### BRIEF
From the items below, extract the stretch of lines from the one containing "ingredient-disease-network-canvas xyxy=(182,159,991,785)" through the one containing "diamond-swatch-icon xyxy=(1162,1597,1182,1620)", and reproduce them unchanged.

### TASK MATERIAL
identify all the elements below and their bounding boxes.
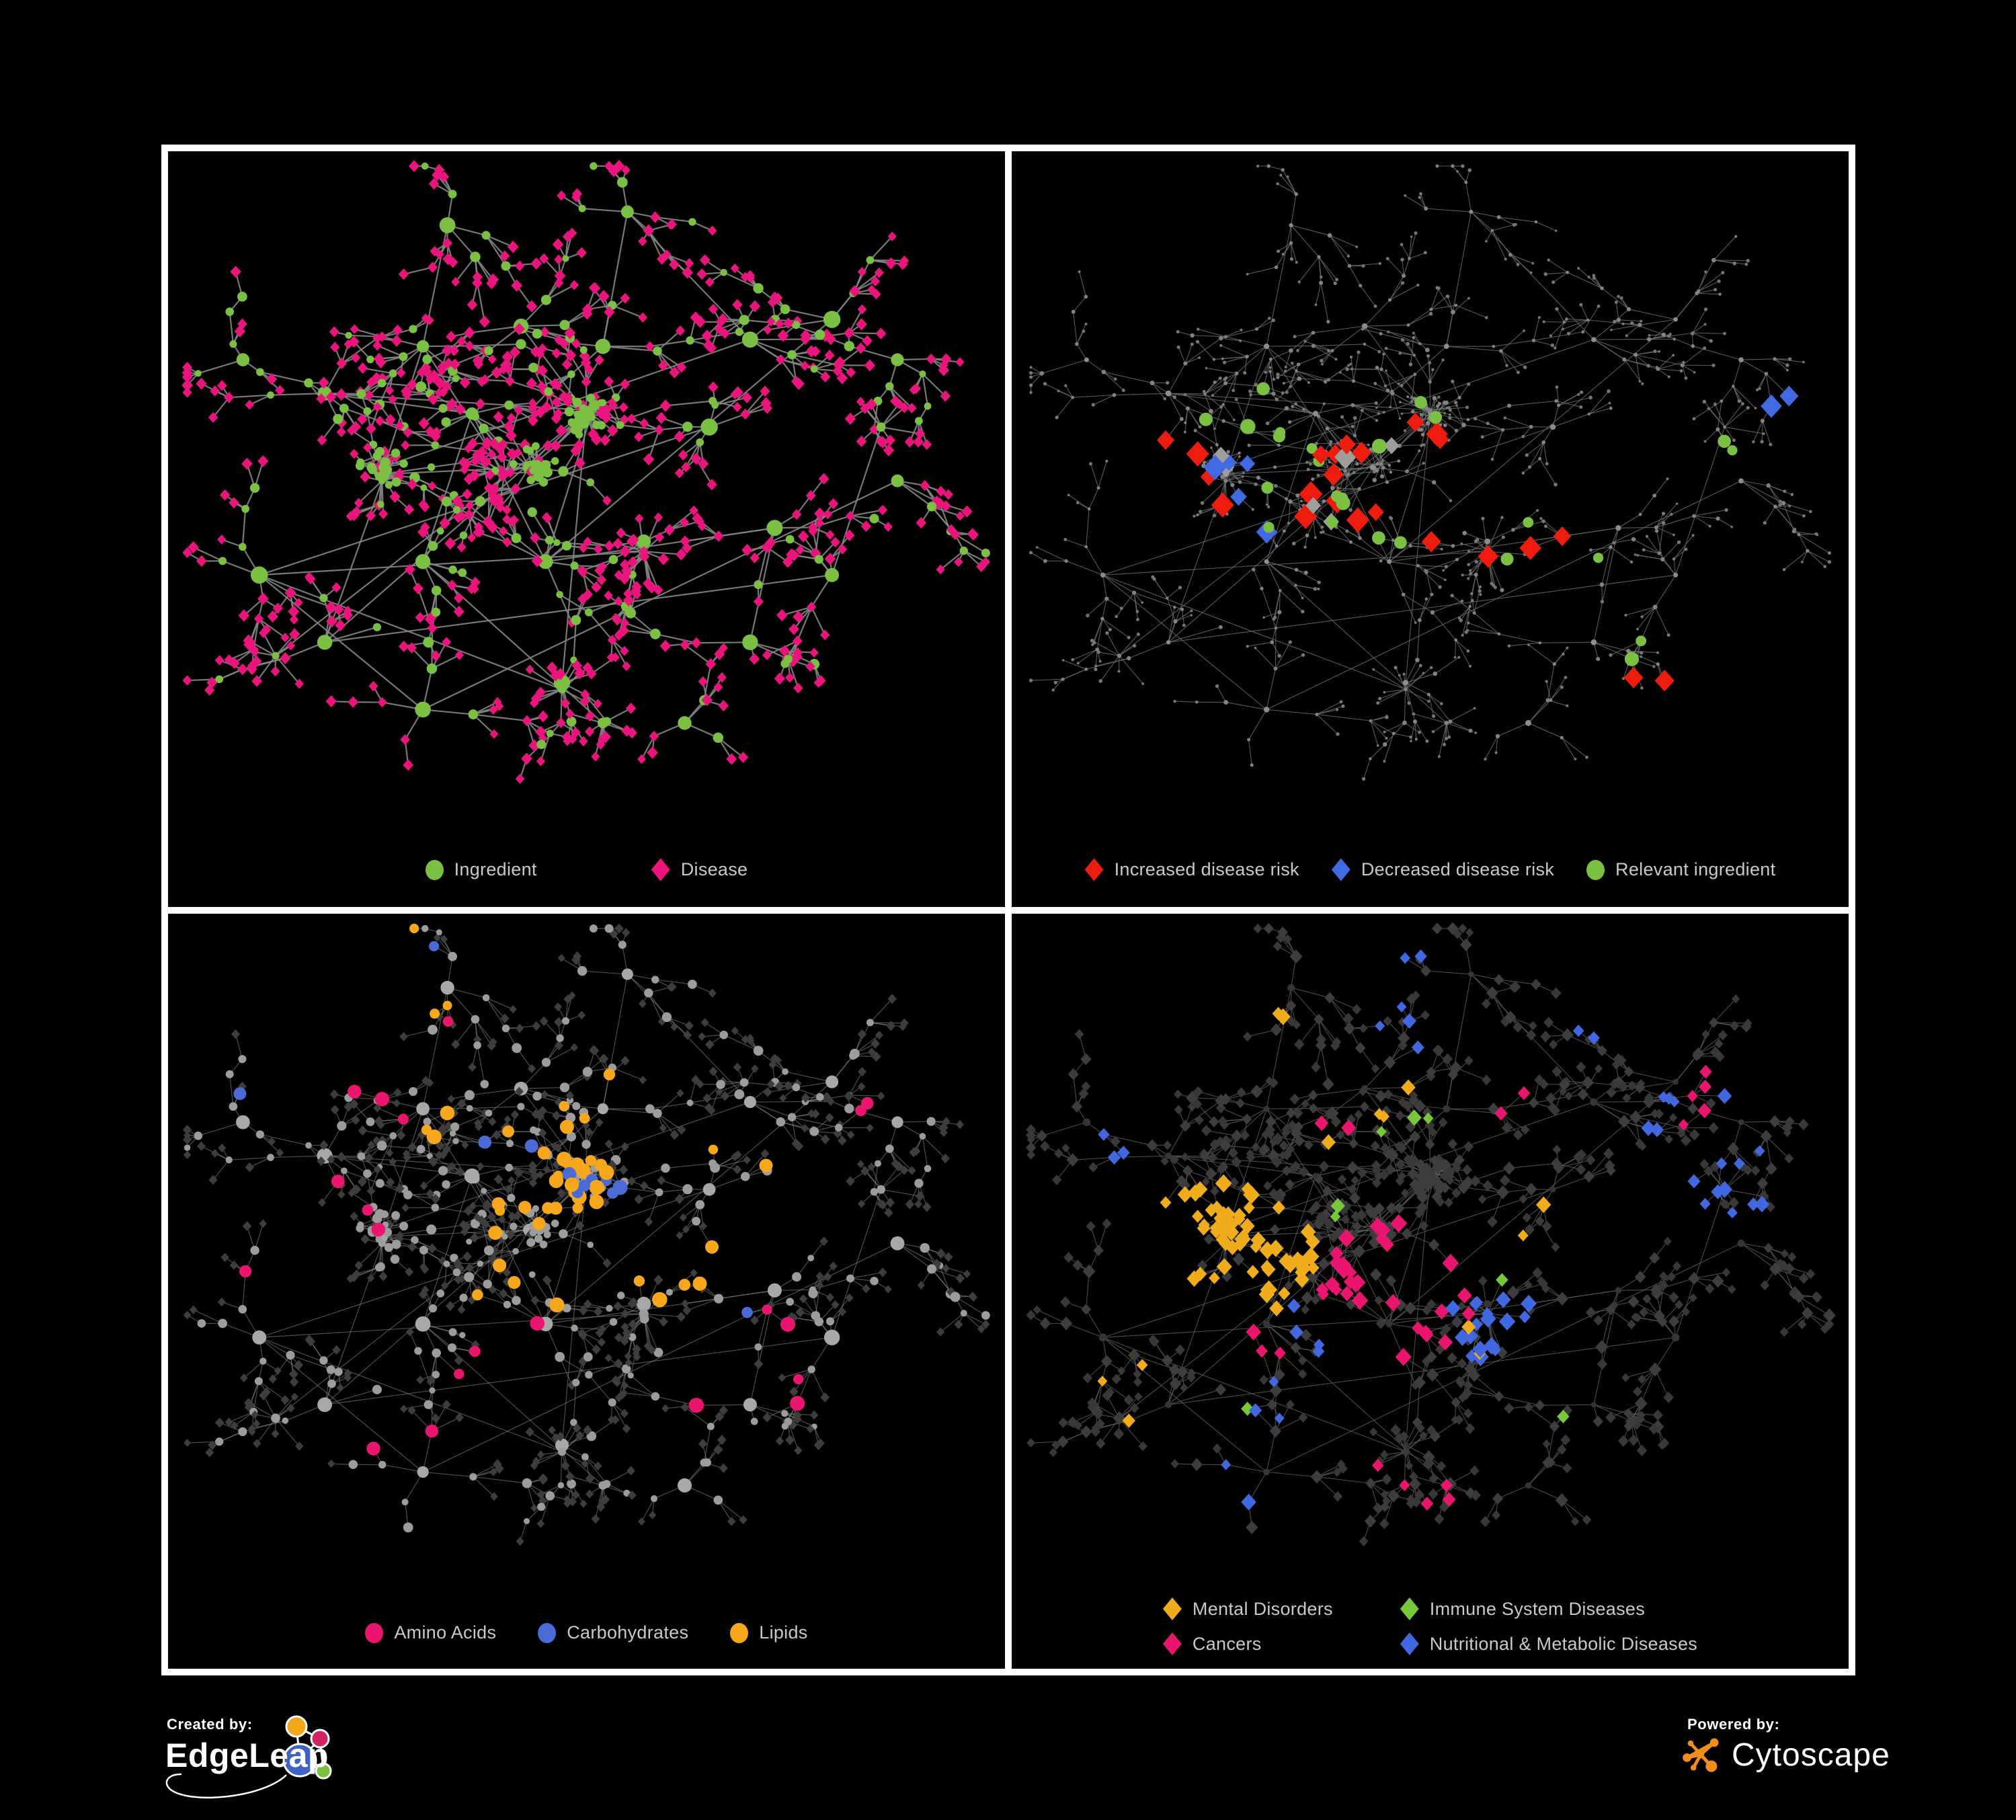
ingredient-disease-network-canvas xyxy=(182,159,991,785)
diamond-swatch-icon xyxy=(1084,858,1104,881)
edges xyxy=(1031,927,1830,1542)
legend-item: Lipids xyxy=(730,1622,807,1643)
legend-item: Increased disease risk xyxy=(1084,858,1299,881)
legend-label: Amino Acids xyxy=(394,1622,497,1643)
legend-label: Increased disease risk xyxy=(1114,859,1299,879)
edges xyxy=(187,927,986,1542)
edgeleap-swoosh xyxy=(165,1773,287,1798)
diamond-swatch-icon xyxy=(1331,858,1350,881)
legend-label: Lipids xyxy=(759,1622,808,1643)
legend-label: Decreased disease risk xyxy=(1361,859,1555,879)
highlighted-nodes xyxy=(1097,949,1770,1511)
legend-item: Relevant ingredient xyxy=(1586,859,1775,880)
legend-item: Disease xyxy=(651,858,748,881)
legend-label: Mental Disorders xyxy=(1192,1598,1333,1619)
legend-item: Immune System Diseases xyxy=(1400,1597,1697,1620)
legend-item: Cancers xyxy=(1162,1632,1333,1655)
diamond-swatch-icon xyxy=(1162,1632,1182,1655)
panel-disease-risk: Increased disease risk Decreased disease … xyxy=(1012,151,1849,907)
legend-item: Carbohydrates xyxy=(538,1622,688,1643)
legend-label: Nutritional & Metabolic Diseases xyxy=(1429,1633,1698,1654)
cytoscape-logo-icon xyxy=(1683,1738,1719,1772)
created-by-label: Created by: xyxy=(167,1716,253,1733)
legend-label: Relevant ingredient xyxy=(1615,859,1776,879)
panel-nutrient-classes: Amino Acids Carbohydrates Lipids xyxy=(168,913,1005,1669)
network-grid: Ingredient Disease Increased disease risk… xyxy=(161,145,1855,1675)
diamond-swatch-icon xyxy=(1162,1597,1182,1620)
legend-item: Mental Disorders xyxy=(1162,1597,1333,1620)
edgeleap-logo-icon xyxy=(165,1715,332,1798)
circle-swatch-icon xyxy=(1586,859,1605,880)
nodes xyxy=(182,923,990,1546)
legend-item: Amino Acids xyxy=(365,1622,496,1643)
nodes xyxy=(1026,922,1836,1546)
diamond-swatch-icon xyxy=(1400,1597,1419,1620)
ingredient-disease-legend: Ingredient Disease xyxy=(168,858,1005,881)
cytoscape-brand: Cytoscape xyxy=(1732,1737,1890,1773)
nutrient-classes-network-canvas xyxy=(182,923,990,1546)
edgeleap-network-glyph xyxy=(282,1715,332,1780)
circle-swatch-icon xyxy=(538,1622,557,1643)
circle-swatch-icon xyxy=(365,1622,384,1643)
edgeleap-brand: EdgeLeap xyxy=(165,1737,329,1774)
disease-risk-legend: Increased disease risk Decreased disease … xyxy=(1012,858,1849,881)
diamond-swatch-icon xyxy=(1400,1632,1419,1655)
legend-label: Ingredient xyxy=(454,859,537,879)
circle-swatch-icon xyxy=(730,1622,749,1643)
legend-label: Cancers xyxy=(1192,1633,1262,1654)
disease-categories-legend: Mental Disorders Immune System Diseases Ca… xyxy=(1012,1597,1849,1655)
disease-categories-network-canvas xyxy=(1026,922,1836,1546)
highlighted-nodes xyxy=(233,923,874,1456)
circle-swatch-icon xyxy=(425,859,444,880)
highlighted-nodes xyxy=(1156,382,1799,692)
powered-by-label: Powered by: xyxy=(1687,1716,1780,1733)
diamond-swatch-icon xyxy=(651,858,670,881)
edges xyxy=(186,165,986,779)
panel-disease-categories: Mental Disorders Immune System Diseases Ca… xyxy=(1012,913,1849,1669)
cytoscape-brand-row: Cytoscape xyxy=(1681,1733,1890,1776)
nutrient-classes-legend: Amino Acids Carbohydrates Lipids xyxy=(168,1622,1005,1643)
nodes xyxy=(1029,164,1832,781)
legend-item: Decreased disease risk xyxy=(1331,858,1555,881)
legend-label: Immune System Diseases xyxy=(1429,1598,1645,1619)
legend-item: Ingredient xyxy=(425,859,537,880)
legend-item: Nutritional & Metabolic Diseases xyxy=(1400,1632,1697,1655)
legend-label: Carbohydrates xyxy=(567,1622,689,1643)
disease-risk-network-canvas xyxy=(1029,164,1832,781)
edgeleap-credit: Created by: EdgeLeap xyxy=(159,1712,414,1813)
edges xyxy=(1031,165,1830,779)
nodes xyxy=(182,159,991,785)
panel-ingredient-disease: Ingredient Disease xyxy=(168,151,1005,907)
cytoscape-credit: Powered by: Cytoscape xyxy=(1678,1712,1900,1799)
legend-label: Disease xyxy=(680,859,748,879)
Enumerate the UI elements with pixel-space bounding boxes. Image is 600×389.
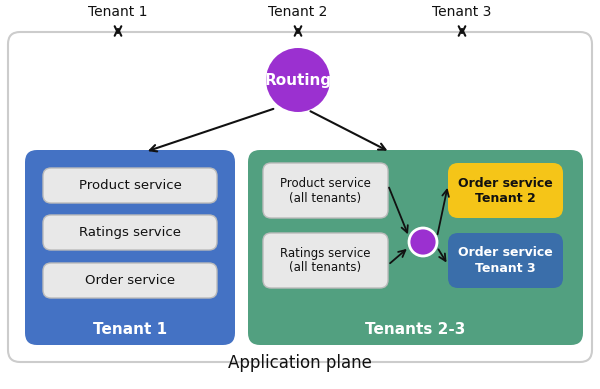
- Text: Tenant 1: Tenant 1: [93, 321, 167, 336]
- FancyBboxPatch shape: [43, 215, 217, 250]
- Text: Tenant 2: Tenant 2: [268, 5, 328, 19]
- FancyBboxPatch shape: [8, 32, 592, 362]
- FancyBboxPatch shape: [448, 233, 563, 288]
- Text: Tenant 3: Tenant 3: [433, 5, 491, 19]
- Text: Tenant 1: Tenant 1: [88, 5, 148, 19]
- FancyBboxPatch shape: [43, 168, 217, 203]
- FancyBboxPatch shape: [25, 150, 235, 345]
- Text: Order service
Tenant 2: Order service Tenant 2: [458, 177, 553, 205]
- FancyBboxPatch shape: [248, 150, 583, 345]
- Text: Product service
(all tenants): Product service (all tenants): [280, 177, 371, 205]
- Text: Product service: Product service: [79, 179, 181, 192]
- Text: Ratings service
(all tenants): Ratings service (all tenants): [280, 247, 371, 275]
- Text: Routing: Routing: [265, 72, 332, 88]
- Text: Ratings service: Ratings service: [79, 226, 181, 239]
- FancyBboxPatch shape: [263, 233, 388, 288]
- Text: Order service
Tenant 3: Order service Tenant 3: [458, 247, 553, 275]
- Text: Tenants 2-3: Tenants 2-3: [365, 321, 466, 336]
- Circle shape: [266, 48, 330, 112]
- FancyBboxPatch shape: [263, 163, 388, 218]
- FancyBboxPatch shape: [43, 263, 217, 298]
- Text: Order service: Order service: [85, 274, 175, 287]
- Circle shape: [409, 228, 437, 256]
- FancyBboxPatch shape: [448, 163, 563, 218]
- Text: Application plane: Application plane: [228, 354, 372, 372]
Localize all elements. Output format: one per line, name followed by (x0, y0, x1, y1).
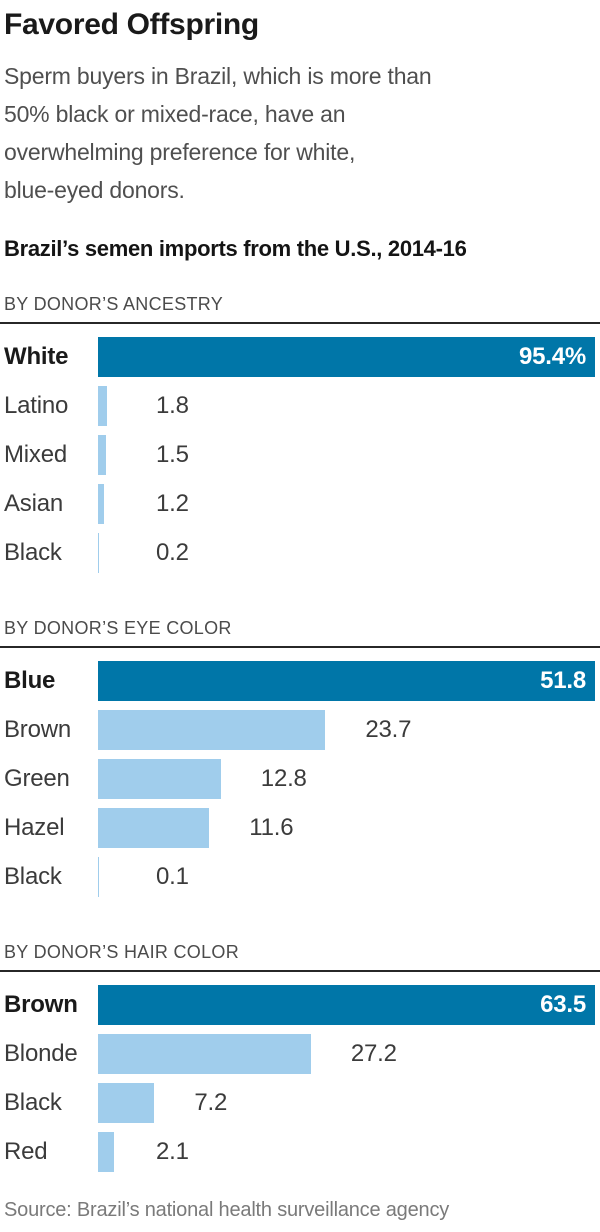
section-rule (0, 970, 600, 972)
bar-row: Black 0.1 (0, 857, 600, 897)
bar-value-label: 7.2 (194, 1089, 228, 1116)
bar-value-label: 27.2 (350, 1040, 397, 1067)
infographic: Favored Offspring Sperm buyers in Brazil… (0, 8, 600, 1232)
bar-zone: 2.1 (98, 1132, 595, 1172)
bar-category-label: Black (4, 863, 62, 890)
bar-zone: 1.8 (98, 386, 595, 426)
bar-category-label: Hazel (4, 814, 65, 841)
bar-category-label: White (4, 343, 69, 370)
bar-zone: 27.2 (98, 1034, 595, 1074)
bar-zone: 95.4% (98, 337, 595, 377)
bar-row: Brown 63.5 (0, 985, 600, 1025)
bar (98, 808, 210, 848)
bar-value-label: 12.8 (260, 765, 307, 792)
bar-row: Black 7.2 (0, 1083, 600, 1123)
bar-value-label: 1.5 (156, 441, 189, 468)
bar-value-label: 63.5 (540, 991, 586, 1018)
bar-value-label: 11.6 (249, 814, 294, 841)
bar (98, 533, 100, 573)
bar-category-label: Green (4, 765, 70, 792)
section-label: BY DONOR’S HAIR COLOR (4, 942, 240, 962)
bar-category-label: Black (4, 539, 62, 566)
bar-row: Green 12.8 (0, 759, 600, 799)
chart-section: BY DONOR’S EYE COLOR Blue 51.8 Brown 23.7 Gre… (0, 617, 600, 897)
bar-row: Red 2.1 (0, 1132, 600, 1172)
bar-zone: 63.5 (98, 985, 595, 1025)
bar-category-label: Asian (4, 490, 64, 517)
bar (98, 1083, 155, 1123)
bar (98, 857, 99, 897)
bar-zone: 7.2 (98, 1083, 595, 1123)
bar: 95.4% (98, 337, 595, 377)
bar (98, 759, 221, 799)
bar-category-label: Red (4, 1138, 48, 1165)
bar-value-label: 0.1 (156, 863, 189, 890)
bar-value-label: 1.8 (156, 392, 189, 419)
bar (98, 1034, 311, 1074)
bar-zone: 0.1 (98, 857, 595, 897)
bar-value-label: 0.2 (156, 539, 189, 566)
bar-row: Blonde 27.2 (0, 1034, 600, 1074)
bar-zone: 1.2 (98, 484, 595, 524)
description-text: Sperm buyers in Brazil, which is more th… (4, 63, 432, 203)
page-title: Favored Offspring (4, 8, 259, 41)
bar: 63.5 (98, 985, 595, 1025)
section-rule (0, 322, 600, 324)
bar-value-label: 51.8 (540, 667, 586, 694)
bar-zone: 23.7 (98, 710, 595, 750)
bar (98, 435, 106, 475)
bar-zone: 11.6 (98, 808, 595, 848)
bar-zone: 51.8 (98, 661, 595, 701)
section-rule (0, 646, 600, 648)
section-label: BY DONOR’S EYE COLOR (4, 618, 232, 638)
bar-category-label: Brown (4, 991, 78, 1018)
bar-row: Latino 1.8 (0, 386, 600, 426)
bar-row: Black 0.2 (0, 533, 600, 573)
bar-value-label: 2.1 (156, 1138, 189, 1165)
bar (98, 386, 108, 426)
bar-zone: 0.2 (98, 533, 595, 573)
bar-row: White 95.4% (0, 337, 600, 377)
bar-category-label: Mixed (4, 441, 68, 468)
chart-title: Brazil’s semen imports from the U.S., 20… (4, 236, 467, 261)
chart-section: BY DONOR’S HAIR COLOR Brown 63.5 Blonde 27.2… (0, 941, 600, 1172)
bar-category-label: Blue (4, 667, 56, 694)
bar-row: Asian 1.2 (0, 484, 600, 524)
bar (98, 710, 326, 750)
bar-row: Hazel 11.6 (0, 808, 600, 848)
bar: 51.8 (98, 661, 595, 701)
bar-category-label: Brown (4, 716, 72, 743)
bar (98, 1132, 115, 1172)
bar-zone: 1.5 (98, 435, 595, 475)
bar-chart: BY DONOR’S ANCESTRY White 95.4% Latino 1.8 Mi… (0, 293, 600, 1172)
bar-value-label: 1.2 (156, 490, 189, 517)
bar-category-label: Latino (4, 392, 69, 419)
chart-section: BY DONOR’S ANCESTRY White 95.4% Latino 1.8 Mi… (0, 293, 600, 573)
bar-row: Blue 51.8 (0, 661, 600, 701)
section-label: BY DONOR’S ANCESTRY (4, 294, 224, 314)
bar-value-label: 23.7 (365, 716, 412, 743)
bar-zone: 12.8 (98, 759, 595, 799)
bar (98, 484, 105, 524)
bar-category-label: Black (4, 1089, 62, 1116)
bar-category-label: Blonde (4, 1040, 78, 1067)
source-note: Source: Brazil’s national health surveil… (4, 1199, 450, 1221)
bar-row: Brown 23.7 (0, 710, 600, 750)
bar-value-label: 95.4% (518, 343, 586, 370)
bar-row: Mixed 1.5 (0, 435, 600, 475)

### SOLVED PROBLEM
ingredient-disease-network-canvas xyxy=(182,159,991,785)
diamond-swatch-icon xyxy=(1084,858,1104,881)
edges xyxy=(1031,927,1830,1542)
legend-item: Lipids xyxy=(730,1622,807,1643)
legend-item: Increased disease risk xyxy=(1084,858,1299,881)
legend-label: Amino Acids xyxy=(394,1622,497,1643)
legend-label: Increased disease risk xyxy=(1114,859,1299,879)
edges xyxy=(187,927,986,1542)
edgeleap-swoosh xyxy=(165,1773,287,1798)
diamond-swatch-icon xyxy=(1331,858,1350,881)
legend-label: Lipids xyxy=(759,1622,808,1643)
legend-label: Decreased disease risk xyxy=(1361,859,1555,879)
highlighted-nodes xyxy=(1097,949,1770,1511)
legend-item: Relevant ingredient xyxy=(1586,859,1775,880)
legend-item: Disease xyxy=(651,858,748,881)
legend-label: Mental Disorders xyxy=(1192,1598,1333,1619)
legend-item: Immune System Diseases xyxy=(1400,1597,1697,1620)
legend-item: Cancers xyxy=(1162,1632,1333,1655)
diamond-swatch-icon xyxy=(1162,1632,1182,1655)
panel-disease-risk: Increased disease risk Decreased disease … xyxy=(1012,151,1849,907)
legend-item: Carbohydrates xyxy=(538,1622,688,1643)
legend-label: Nutritional & Metabolic Diseases xyxy=(1429,1633,1698,1654)
cytoscape-logo-icon xyxy=(1683,1738,1719,1772)
created-by-label: Created by: xyxy=(167,1716,253,1733)
legend-label: Relevant ingredient xyxy=(1615,859,1776,879)
panel-nutrient-classes: Amino Acids Carbohydrates Lipids xyxy=(168,913,1005,1669)
network-grid: Ingredient Disease Increased disease risk… xyxy=(161,145,1855,1675)
diamond-swatch-icon xyxy=(1162,1597,1182,1620)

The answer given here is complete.